Nonada – Faz bem pra quê?
Ana – É mais fácil perguntar por que ela não faz bem. Porque é uma rosa, é uma flor, ela veio da terra. Então, ao tomá-la, a gente sente o amor da rosa, toca no nosso coração. Quando tu toma a água e está cantando para ela, ali é uma cerimônia. É como se a gente tivesse tomando uma água normal com a intenção de limpar, de purificar, de harmonizar. Daí a gente canta para isso e faz uma cura. É algo ritualizado.
Nonada – Conta a história que você quase abriu o show da Norah Jones. Como surgiu o convite?
Ana – O convite surgiu do Fábio Codevilla, da rádio Itapema. Ele tocou umas músicas do +Sol+Riso em 2012. Ele soube que a Norah Jones estava vindo e a produção dela pediu nomes para abrir o show. O Fábio citou alguns e dentre eles estava o meu. A produção escutou, gostou e me chamou. Só que no dia do show, o pai dela, o Ravi Shankar, faleceu. Então, não aconteceu o show. Mas foi muito legal o convite, foi muito importante.
Nonada – Com o B.U.S.C.A.I, o que você busca?
Ana – Eu busco levar uma mensagem que, de alguma forma, possa chegar no coração de quem está escutando. Procuro fazer isso bem, com amor, com alegria, para que quem esteja escutando reconheça esses sentimentos dentro de si. Porque a gente só reconhece no outro aquilo que tem dentro de nós.

SUAS TAREFAS:
1/ Transcreva fielmente o trecho da entrevista que começa em "Ana – É mais" e termina em "É algo ritualizado.", incluindo essas palavras.
2/ Segundo a entrevista, por que o show da Norah Jones não aconteceu?

REGISTROS EXIBIDOS:
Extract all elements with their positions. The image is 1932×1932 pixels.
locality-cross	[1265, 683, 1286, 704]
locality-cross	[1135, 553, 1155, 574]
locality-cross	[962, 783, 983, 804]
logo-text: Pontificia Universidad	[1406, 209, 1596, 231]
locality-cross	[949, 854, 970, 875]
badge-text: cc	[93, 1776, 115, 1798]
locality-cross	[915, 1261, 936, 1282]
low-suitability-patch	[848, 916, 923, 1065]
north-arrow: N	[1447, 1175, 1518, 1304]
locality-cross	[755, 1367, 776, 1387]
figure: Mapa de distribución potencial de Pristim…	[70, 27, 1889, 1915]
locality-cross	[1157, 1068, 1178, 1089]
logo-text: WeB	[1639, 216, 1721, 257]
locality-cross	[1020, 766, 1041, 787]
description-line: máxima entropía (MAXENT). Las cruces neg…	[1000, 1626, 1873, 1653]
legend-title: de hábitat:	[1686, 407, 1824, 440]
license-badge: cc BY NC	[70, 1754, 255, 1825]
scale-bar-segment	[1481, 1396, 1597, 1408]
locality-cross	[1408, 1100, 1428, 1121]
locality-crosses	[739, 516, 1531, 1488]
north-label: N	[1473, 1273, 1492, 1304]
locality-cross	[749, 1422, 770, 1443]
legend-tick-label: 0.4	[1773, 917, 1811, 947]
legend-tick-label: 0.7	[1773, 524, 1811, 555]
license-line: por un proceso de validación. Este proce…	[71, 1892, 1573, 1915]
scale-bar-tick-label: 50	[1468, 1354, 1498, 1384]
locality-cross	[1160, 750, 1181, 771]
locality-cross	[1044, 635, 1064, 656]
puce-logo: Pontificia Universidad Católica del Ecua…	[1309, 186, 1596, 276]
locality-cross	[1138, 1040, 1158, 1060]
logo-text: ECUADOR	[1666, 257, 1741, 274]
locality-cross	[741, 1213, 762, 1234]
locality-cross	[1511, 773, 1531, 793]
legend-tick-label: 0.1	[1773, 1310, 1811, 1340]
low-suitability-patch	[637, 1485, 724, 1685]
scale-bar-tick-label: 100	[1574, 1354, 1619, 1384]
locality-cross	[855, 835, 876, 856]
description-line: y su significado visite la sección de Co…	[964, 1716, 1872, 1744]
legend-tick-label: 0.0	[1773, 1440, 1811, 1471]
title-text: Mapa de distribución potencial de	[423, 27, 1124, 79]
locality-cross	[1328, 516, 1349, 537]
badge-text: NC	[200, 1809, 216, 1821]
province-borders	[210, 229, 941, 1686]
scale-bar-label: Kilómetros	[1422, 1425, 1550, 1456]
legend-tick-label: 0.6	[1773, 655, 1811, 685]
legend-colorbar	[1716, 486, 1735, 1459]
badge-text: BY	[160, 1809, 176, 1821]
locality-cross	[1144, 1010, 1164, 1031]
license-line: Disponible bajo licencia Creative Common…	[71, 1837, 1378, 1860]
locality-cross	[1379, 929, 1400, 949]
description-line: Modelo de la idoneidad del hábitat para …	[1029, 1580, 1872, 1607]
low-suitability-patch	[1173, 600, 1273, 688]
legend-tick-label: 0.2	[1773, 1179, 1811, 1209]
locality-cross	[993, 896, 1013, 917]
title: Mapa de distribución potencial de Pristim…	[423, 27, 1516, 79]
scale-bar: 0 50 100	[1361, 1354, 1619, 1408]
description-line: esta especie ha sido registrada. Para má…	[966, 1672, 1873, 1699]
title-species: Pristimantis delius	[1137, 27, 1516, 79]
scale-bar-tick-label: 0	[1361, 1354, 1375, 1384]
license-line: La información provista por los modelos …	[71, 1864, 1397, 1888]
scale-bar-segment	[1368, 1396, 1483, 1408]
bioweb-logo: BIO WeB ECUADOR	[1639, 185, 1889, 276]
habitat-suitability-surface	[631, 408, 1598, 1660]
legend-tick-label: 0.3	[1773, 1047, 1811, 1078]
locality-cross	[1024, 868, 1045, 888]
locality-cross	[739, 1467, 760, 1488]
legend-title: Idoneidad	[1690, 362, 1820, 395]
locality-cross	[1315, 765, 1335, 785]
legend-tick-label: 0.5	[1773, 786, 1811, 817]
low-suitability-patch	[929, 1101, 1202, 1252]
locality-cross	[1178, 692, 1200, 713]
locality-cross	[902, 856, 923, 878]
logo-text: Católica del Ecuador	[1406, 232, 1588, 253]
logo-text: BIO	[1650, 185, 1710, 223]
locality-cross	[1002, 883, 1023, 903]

RESPOSTAS ESCRITAS:
1/
Ana – É mais fácil perguntar por que ela não faz bem. Porque é uma rosa, é uma flor, ela veio da terra. Então, ao tomá-la, a gente sente o amor da rosa, toca no nosso coração. Quando tu toma a água e está cantando para ela, ali é uma cerimônia. É como se a gente tivesse tomando uma água normal com a intenção de limpar, de purificar, de harmonizar. Daí a gente canta para isso e faz uma cura. É algo ritualizado.

2/ Porque no dia do show o pai dela, Ravi Shankar, faleceu.